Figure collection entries
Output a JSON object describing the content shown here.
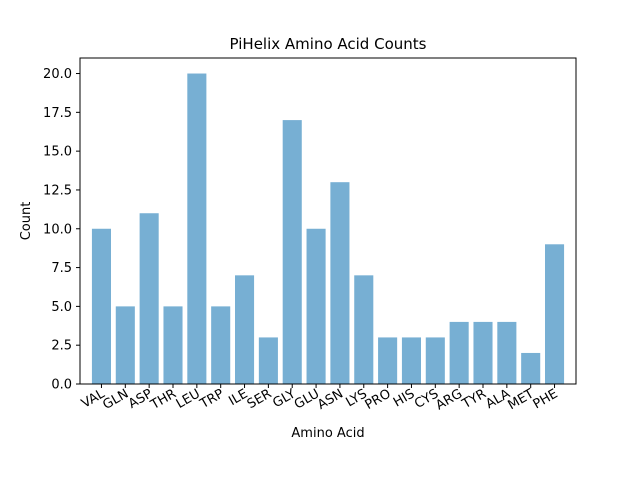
{
  "chart_data": {
    "type": "bar",
    "title": "PiHelix Amino Acid Counts",
    "xlabel": "Amino Acid",
    "ylabel": "Count",
    "categories": [
      "VAL",
      "GLN",
      "ASP",
      "THR",
      "LEU",
      "TRP",
      "ILE",
      "SER",
      "GLY",
      "GLU",
      "ASN",
      "LYS",
      "PRO",
      "HIS",
      "CYS",
      "ARG",
      "TYR",
      "ALA",
      "MET",
      "PHE"
    ],
    "values": [
      10,
      5,
      11,
      5,
      20,
      5,
      7,
      3,
      17,
      10,
      13,
      7,
      3,
      3,
      3,
      4,
      4,
      4,
      2,
      9
    ],
    "ylim": [
      0,
      21
    ],
    "yticks": [
      "0.0",
      "2.5",
      "5.0",
      "7.5",
      "10.0",
      "12.5",
      "15.0",
      "17.5",
      "20.0"
    ],
    "bar_color": "#77afd3",
    "grid": false
  }
}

▶ _WHAT NEEDS TO BE DONE_: Write the number of lines containing the word "Acid" and nothing besides it.

▶ _THE RESULT_: 2